◆ What the exercise asks:
Set down the data below without change, skipping the pictures it holds.

Raw records
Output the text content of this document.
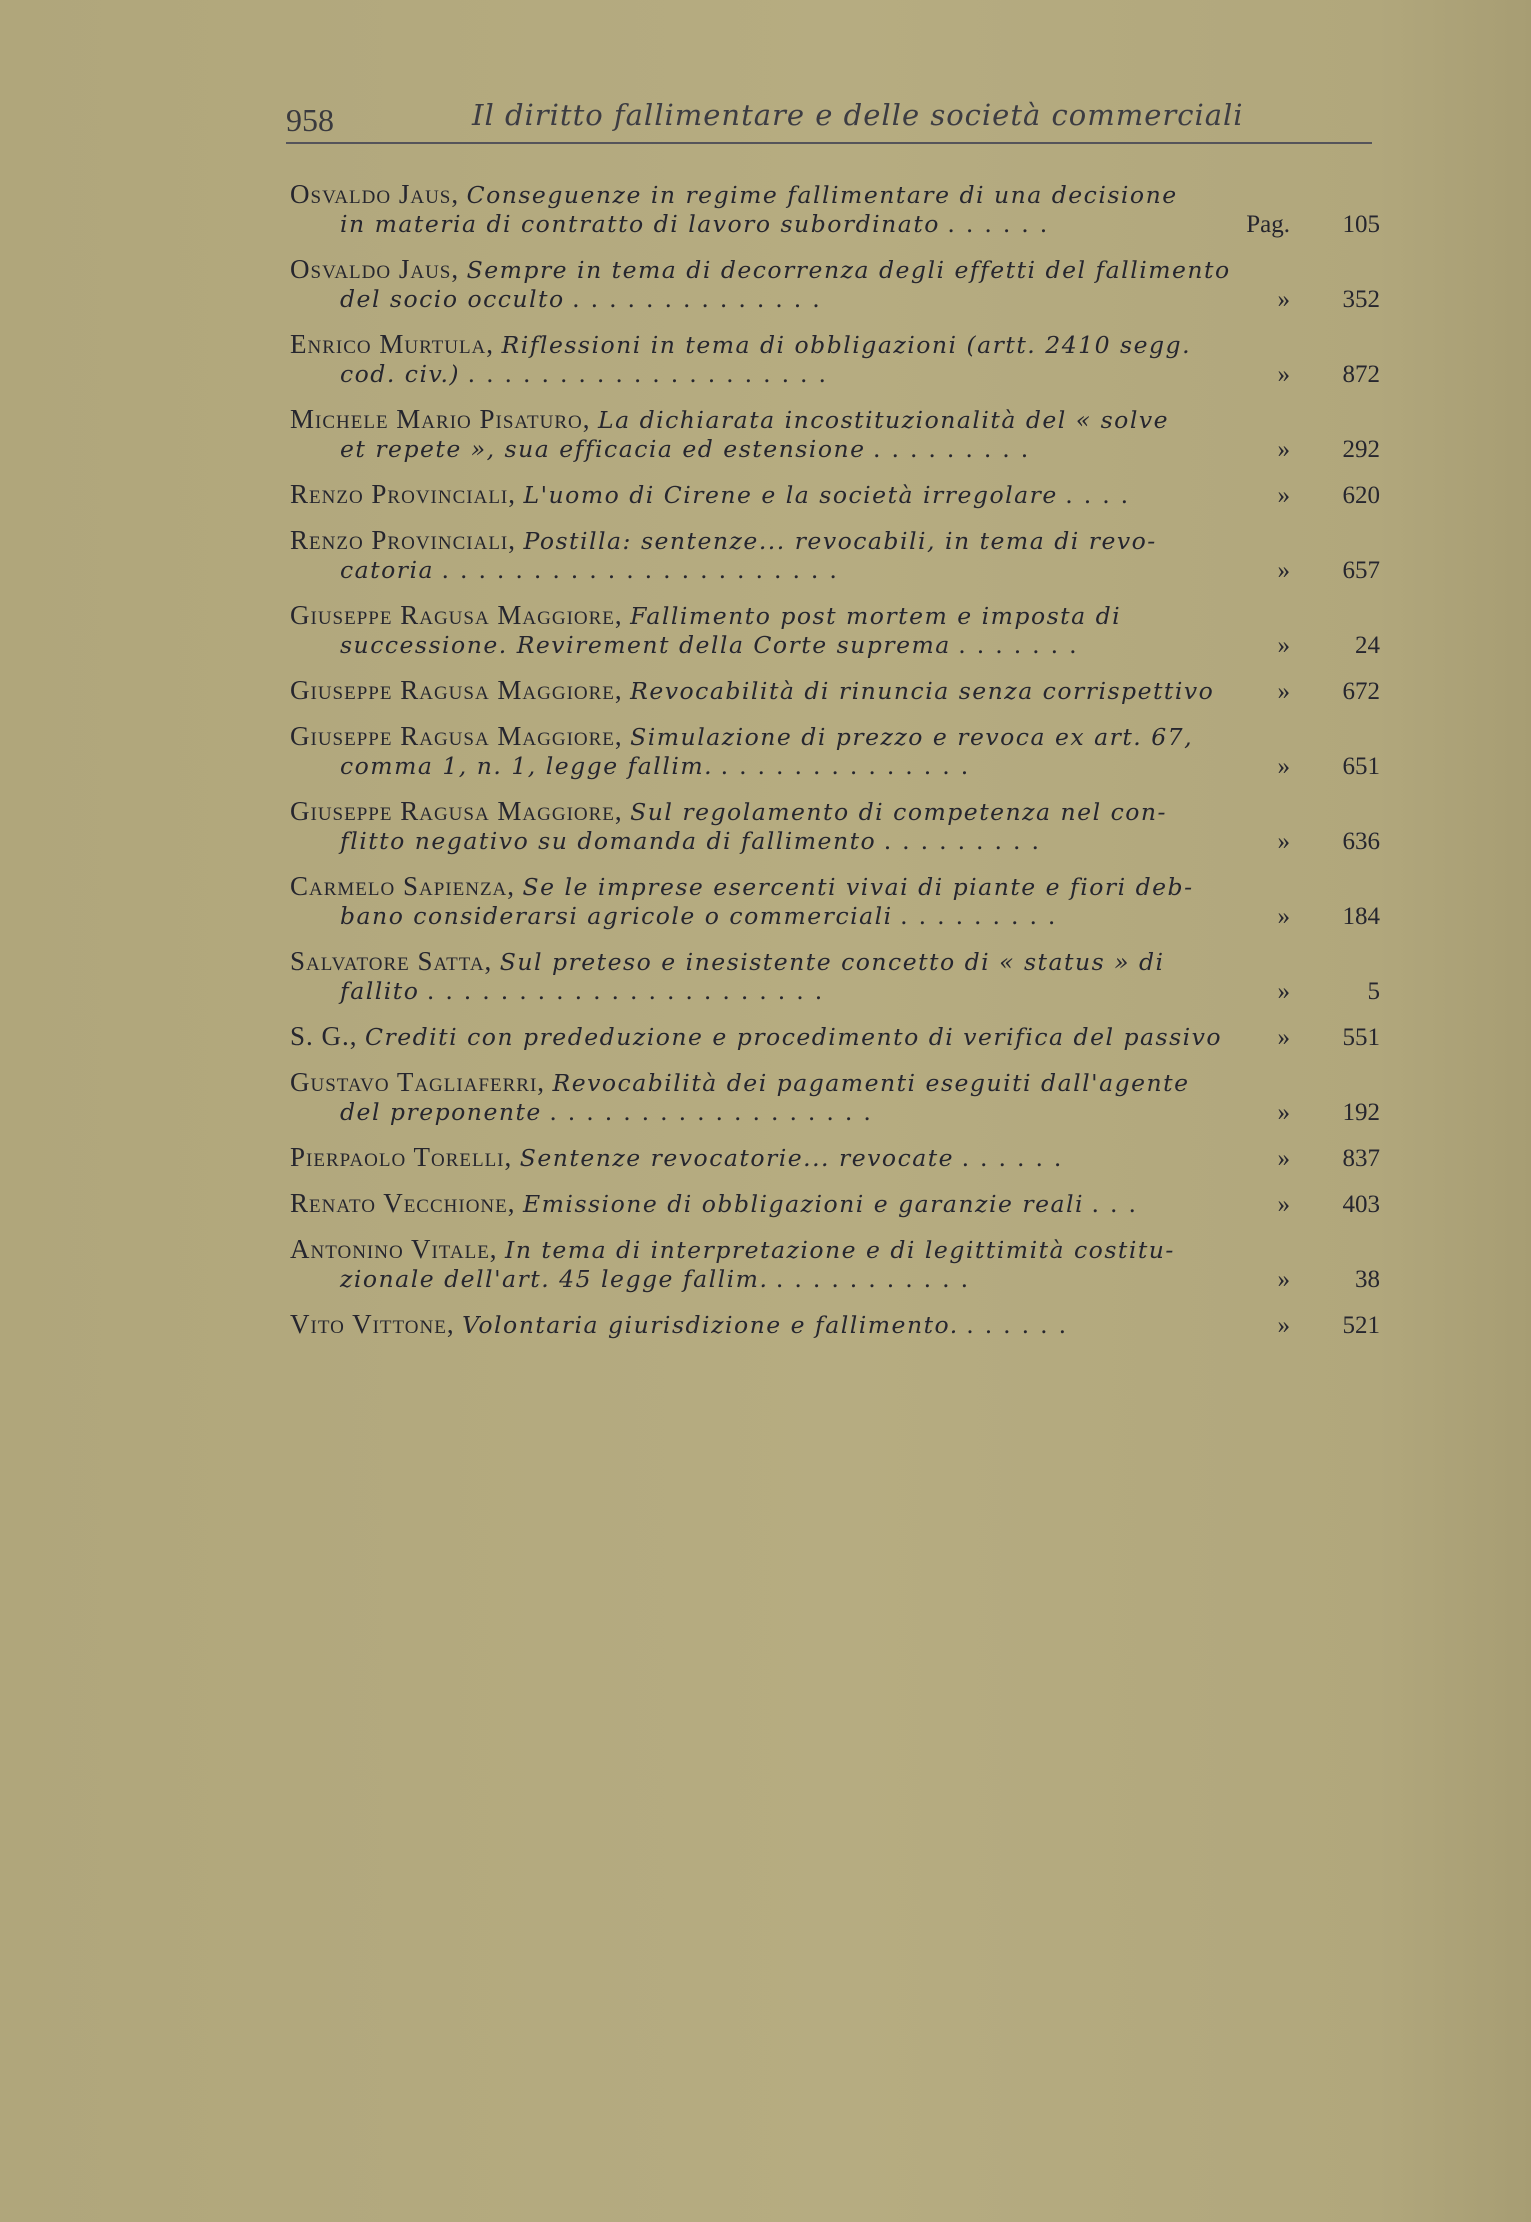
958	Il diritto fallimentare e delle società commerciali
Osvaldo Jaus, Conseguenze in regime fallimentare di una decisione
in materia di contratto di lavoro subordinato ......	Pag.	105
Osvaldo Jaus, Sempre in tema di decorrenza degli effetti del fallimento
del socio occulto ..............	»	352
Enrico Murtula, Riflessioni in tema di obbligazioni (artt. 2410 segg.
cod. civ.) ....................	»	872
Michele Mario Pisaturo, La dichiarata incostituzionalità del « solve
et repete », sua efficacia ed estensione .........	»	292
Renzo Provinciali, L'uomo di Cirene e la società irregolare ....	»	620
Renzo Provinciali, Postilla: sentenze... revocabili, in tema di revo-
catoria ......................	»	657
Giuseppe Ragusa Maggiore, Fallimento post mortem e imposta di
successione. Revirement della Corte suprema .......	»	24
Giuseppe Ragusa Maggiore, Revocabilità di rinuncia senza corrispettivo	»	672
Giuseppe Ragusa Maggiore, Simulazione di prezzo e revoca ex art. 67,
comma 1, n. 1, legge fallim. ..............	»	651
Giuseppe Ragusa Maggiore, Sul regolamento di competenza nel con-
flitto negativo su domanda di fallimento .........	»	636
Carmelo Sapienza, Se le imprese esercenti vivai di piante e fiori deb-
bano considerarsi agricole o commerciali .........	»	184
Salvatore Satta, Sul preteso e inesistente concetto di « status » di
fallito ......................	»	5
S. G., Crediti con prededuzione e procedimento di verifica del passivo	»	551
Gustavo Tagliaferri, Revocabilità dei pagamenti eseguiti dall'agente
del preponente ..................	»	192
Pierpaolo Torelli, Sentenze revocatorie... revocate ......	»	837
Renato Vecchione, Emissione di obbligazioni e garanzie reali ...	»	403
Antonino Vitale, In tema di interpretazione e di legittimità costitu-
zionale dell'art. 45 legge fallim. ...........	»	38
Vito Vittone, Volontaria giurisdizione e fallimento. ......	»	521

◆ Response to the task:
Output the text content of this document.
958	Il diritto fallimentare e delle società commerciali
Osvaldo Jaus, Conseguenze in regime fallimentare di una decisione
in materia di contratto di lavoro subordinato ......	Pag.	105
Osvaldo Jaus, Sempre in tema di decorrenza degli effetti del fallimento
del socio occulto ..............	»	352
Enrico Murtula, Riflessioni in tema di obbligazioni (artt. 2410 segg.
cod. civ.) ....................	»	872
Michele Mario Pisaturo, La dichiarata incostituzionalità del « solve
et repete », sua efficacia ed estensione .........	»	292
Renzo Provinciali, L'uomo di Cirene e la società irregolare ....	»	620
Renzo Provinciali, Postilla: sentenze... revocabili, in tema di revo-
catoria ......................	»	657
Giuseppe Ragusa Maggiore, Fallimento post mortem e imposta di
successione. Revirement della Corte suprema .......	»	24
Giuseppe Ragusa Maggiore, Revocabilità di rinuncia senza corrispettivo	»	672
Giuseppe Ragusa Maggiore, Simulazione di prezzo e revoca ex art. 67,
comma 1, n. 1, legge fallim. ..............	»	651
Giuseppe Ragusa Maggiore, Sul regolamento di competenza nel con-
flitto negativo su domanda di fallimento .........	»	636
Carmelo Sapienza, Se le imprese esercenti vivai di piante e fiori deb-
bano considerarsi agricole o commerciali .........	»	184
Salvatore Satta, Sul preteso e inesistente concetto di « status » di
fallito ......................	»	5
S. G., Crediti con prededuzione e procedimento di verifica del passivo	»	551
Gustavo Tagliaferri, Revocabilità dei pagamenti eseguiti dall'agente
del preponente ..................	»	192
Pierpaolo Torelli, Sentenze revocatorie... revocate ......	»	837
Renato Vecchione, Emissione di obbligazioni e garanzie reali ...	»	403
Antonino Vitale, In tema di interpretazione e di legittimità costitu-
zionale dell'art. 45 legge fallim. ...........	»	38
Vito Vittone, Volontaria giurisdizione e fallimento. ......	»	521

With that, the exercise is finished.